▸ Task to complete
Identify the lines in the data below that contain "области" and give only how many there are.

▸ Provided information
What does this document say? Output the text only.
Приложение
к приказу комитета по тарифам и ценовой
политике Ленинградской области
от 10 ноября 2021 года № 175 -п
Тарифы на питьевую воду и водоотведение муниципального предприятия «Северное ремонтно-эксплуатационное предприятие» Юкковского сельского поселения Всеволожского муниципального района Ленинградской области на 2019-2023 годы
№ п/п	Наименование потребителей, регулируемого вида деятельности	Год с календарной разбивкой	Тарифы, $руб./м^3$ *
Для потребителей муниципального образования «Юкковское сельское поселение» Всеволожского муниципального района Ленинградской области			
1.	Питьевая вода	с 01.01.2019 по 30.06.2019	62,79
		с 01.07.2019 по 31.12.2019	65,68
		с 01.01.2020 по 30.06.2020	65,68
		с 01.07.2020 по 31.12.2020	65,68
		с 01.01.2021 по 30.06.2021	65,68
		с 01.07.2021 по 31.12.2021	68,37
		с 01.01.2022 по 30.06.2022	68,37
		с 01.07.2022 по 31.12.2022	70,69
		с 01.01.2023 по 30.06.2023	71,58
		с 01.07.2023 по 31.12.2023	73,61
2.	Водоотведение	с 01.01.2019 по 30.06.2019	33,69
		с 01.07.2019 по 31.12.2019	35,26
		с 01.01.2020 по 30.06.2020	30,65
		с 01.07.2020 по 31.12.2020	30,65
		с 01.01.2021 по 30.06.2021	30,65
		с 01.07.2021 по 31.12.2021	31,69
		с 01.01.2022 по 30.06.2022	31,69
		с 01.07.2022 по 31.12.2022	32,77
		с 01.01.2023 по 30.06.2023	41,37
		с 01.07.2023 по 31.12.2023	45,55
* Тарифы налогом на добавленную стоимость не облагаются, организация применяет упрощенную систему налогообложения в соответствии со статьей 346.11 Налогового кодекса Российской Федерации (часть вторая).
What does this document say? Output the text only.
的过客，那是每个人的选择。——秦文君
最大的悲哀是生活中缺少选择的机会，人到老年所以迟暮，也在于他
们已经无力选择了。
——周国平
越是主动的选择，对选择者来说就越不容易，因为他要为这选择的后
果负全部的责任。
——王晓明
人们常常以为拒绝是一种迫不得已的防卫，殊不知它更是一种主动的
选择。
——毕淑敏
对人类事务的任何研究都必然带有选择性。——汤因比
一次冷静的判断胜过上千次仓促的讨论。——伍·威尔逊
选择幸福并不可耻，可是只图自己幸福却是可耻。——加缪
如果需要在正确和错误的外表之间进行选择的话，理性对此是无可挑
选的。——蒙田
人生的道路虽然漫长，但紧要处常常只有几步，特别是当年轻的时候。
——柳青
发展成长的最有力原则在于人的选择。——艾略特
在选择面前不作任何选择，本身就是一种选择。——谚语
* * *
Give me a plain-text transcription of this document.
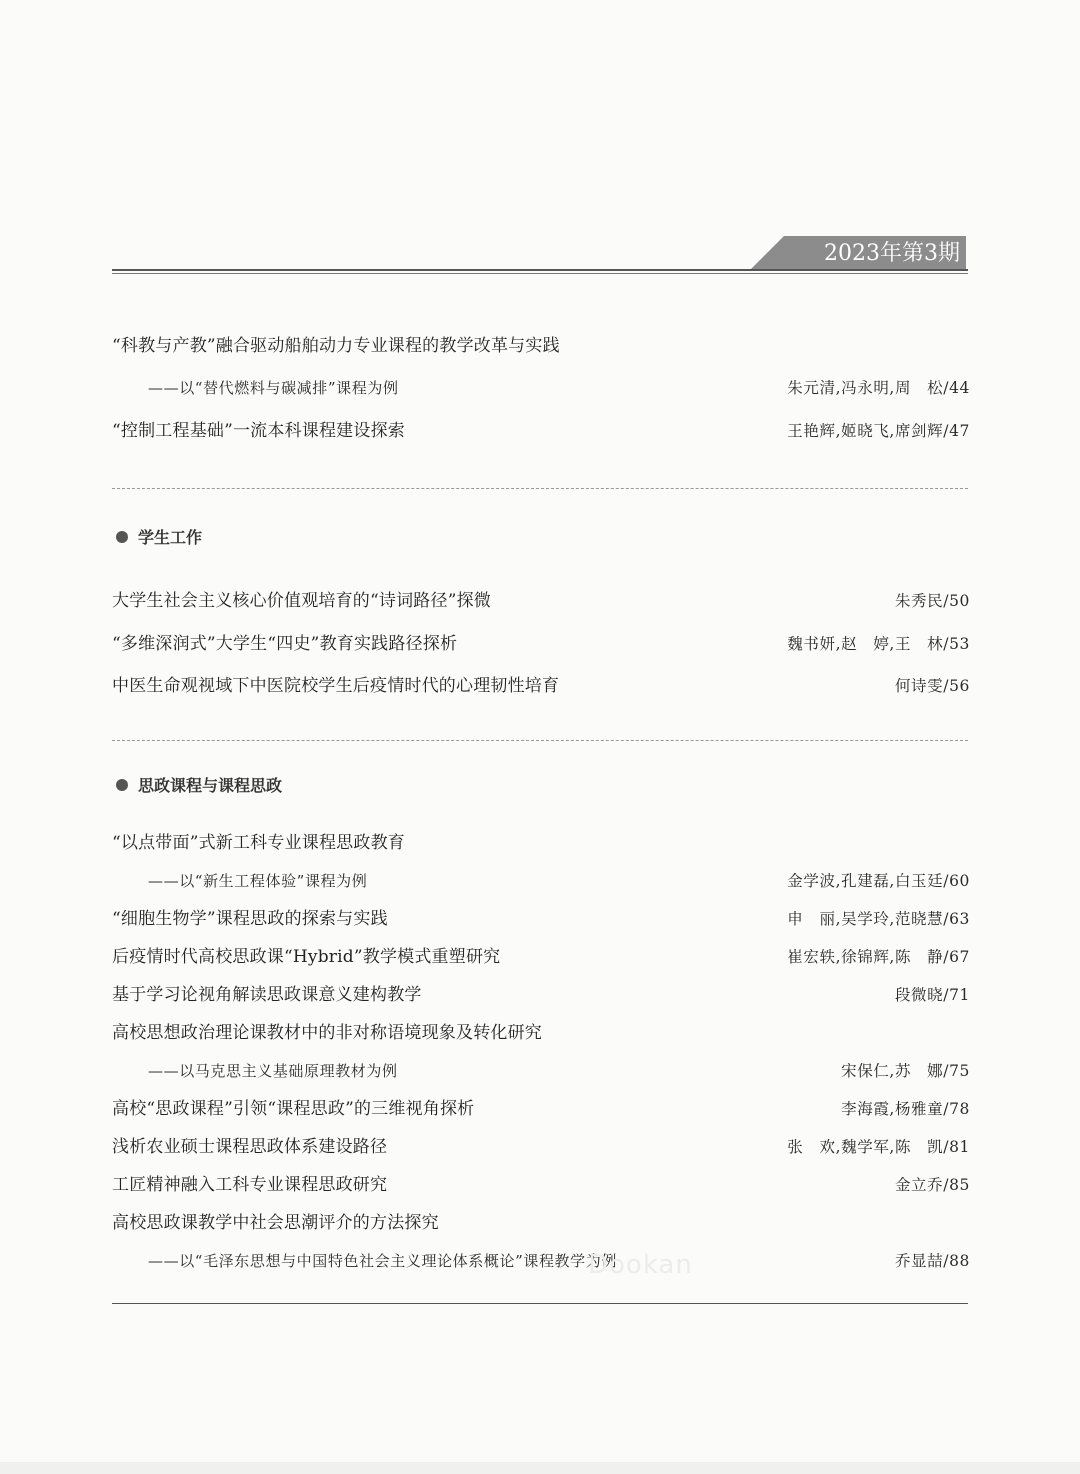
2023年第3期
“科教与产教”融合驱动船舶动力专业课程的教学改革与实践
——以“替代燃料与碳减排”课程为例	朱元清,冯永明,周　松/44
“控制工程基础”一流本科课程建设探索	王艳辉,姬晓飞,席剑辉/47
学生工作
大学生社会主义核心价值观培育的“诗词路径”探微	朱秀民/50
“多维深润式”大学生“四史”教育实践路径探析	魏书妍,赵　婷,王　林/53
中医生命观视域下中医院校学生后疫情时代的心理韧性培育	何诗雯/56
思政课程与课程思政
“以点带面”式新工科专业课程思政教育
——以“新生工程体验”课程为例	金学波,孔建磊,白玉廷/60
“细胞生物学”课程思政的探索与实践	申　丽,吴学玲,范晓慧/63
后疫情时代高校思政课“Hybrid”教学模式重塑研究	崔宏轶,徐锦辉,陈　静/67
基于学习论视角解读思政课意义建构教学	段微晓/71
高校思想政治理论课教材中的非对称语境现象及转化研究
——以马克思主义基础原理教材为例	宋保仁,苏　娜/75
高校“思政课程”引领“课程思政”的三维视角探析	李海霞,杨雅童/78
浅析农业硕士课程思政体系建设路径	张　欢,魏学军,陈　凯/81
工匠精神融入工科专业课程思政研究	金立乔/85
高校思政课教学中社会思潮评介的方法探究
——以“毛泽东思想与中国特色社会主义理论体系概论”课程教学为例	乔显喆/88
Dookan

▸ Solution to this exercise
3